Entries from a dataset.

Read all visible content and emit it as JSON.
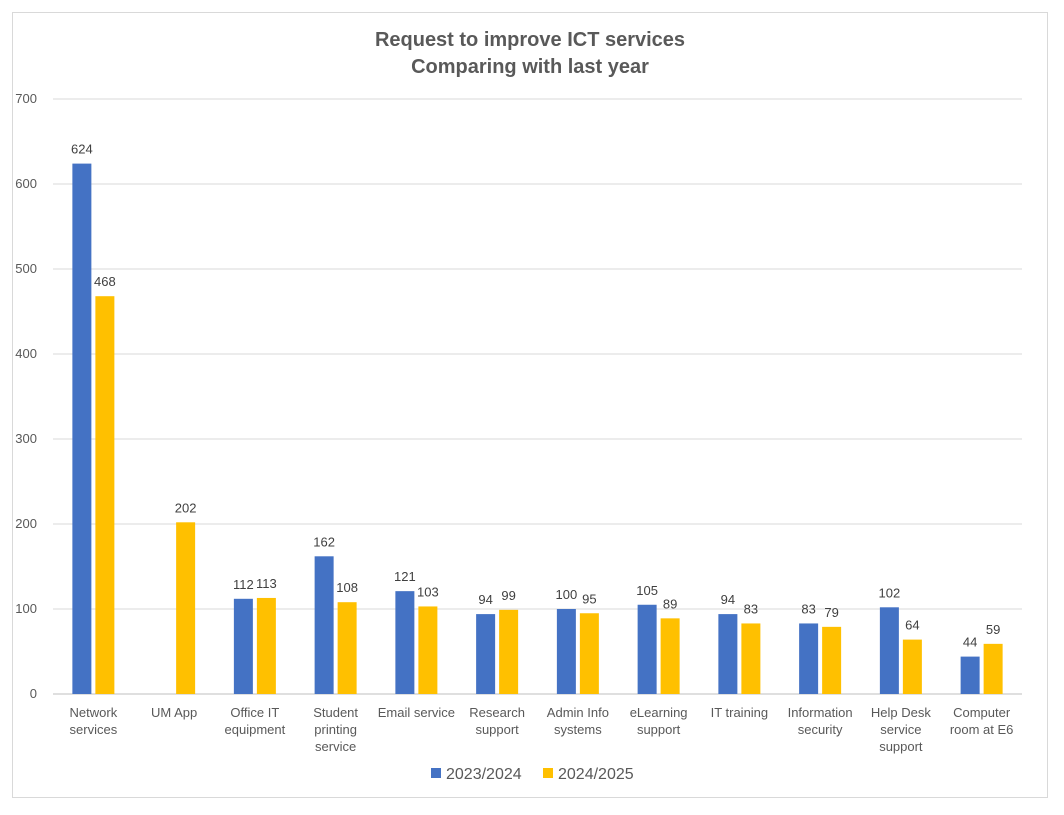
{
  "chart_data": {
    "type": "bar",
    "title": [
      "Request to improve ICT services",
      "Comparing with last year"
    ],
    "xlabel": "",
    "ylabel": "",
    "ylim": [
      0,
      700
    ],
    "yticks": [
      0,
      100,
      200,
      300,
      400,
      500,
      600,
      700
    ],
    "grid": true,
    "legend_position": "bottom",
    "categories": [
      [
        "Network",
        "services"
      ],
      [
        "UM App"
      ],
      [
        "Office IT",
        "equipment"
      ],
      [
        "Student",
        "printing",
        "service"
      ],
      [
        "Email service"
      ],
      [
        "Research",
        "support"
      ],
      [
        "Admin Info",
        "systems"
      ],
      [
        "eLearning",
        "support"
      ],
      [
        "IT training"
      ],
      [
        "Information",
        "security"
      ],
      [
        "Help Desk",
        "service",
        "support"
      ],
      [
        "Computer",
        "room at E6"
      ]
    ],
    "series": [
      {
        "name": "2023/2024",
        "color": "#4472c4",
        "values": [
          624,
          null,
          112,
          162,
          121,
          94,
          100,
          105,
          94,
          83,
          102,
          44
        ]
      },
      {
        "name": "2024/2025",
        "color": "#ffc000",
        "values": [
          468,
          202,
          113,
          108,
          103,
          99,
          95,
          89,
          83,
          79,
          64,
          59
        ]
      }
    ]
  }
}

WHAT TO DO. Reproduce each line word for word and drop the pictures.

FULL RESPONSE.
Read all visible content and emit it as JSON.
{
  "chart_data": {
    "type": "bar",
    "title": [
      "Request to improve ICT services",
      "Comparing with last year"
    ],
    "xlabel": "",
    "ylabel": "",
    "ylim": [
      0,
      700
    ],
    "yticks": [
      0,
      100,
      200,
      300,
      400,
      500,
      600,
      700
    ],
    "grid": true,
    "legend_position": "bottom",
    "categories": [
      [
        "Network",
        "services"
      ],
      [
        "UM App"
      ],
      [
        "Office IT",
        "equipment"
      ],
      [
        "Student",
        "printing",
        "service"
      ],
      [
        "Email service"
      ],
      [
        "Research",
        "support"
      ],
      [
        "Admin Info",
        "systems"
      ],
      [
        "eLearning",
        "support"
      ],
      [
        "IT training"
      ],
      [
        "Information",
        "security"
      ],
      [
        "Help Desk",
        "service",
        "support"
      ],
      [
        "Computer",
        "room at E6"
      ]
    ],
    "series": [
      {
        "name": "2023/2024",
        "color": "#4472c4",
        "values": [
          624,
          null,
          112,
          162,
          121,
          94,
          100,
          105,
          94,
          83,
          102,
          44
        ]
      },
      {
        "name": "2024/2025",
        "color": "#ffc000",
        "values": [
          468,
          202,
          113,
          108,
          103,
          99,
          95,
          89,
          83,
          79,
          64,
          59
        ]
      }
    ]
  }
}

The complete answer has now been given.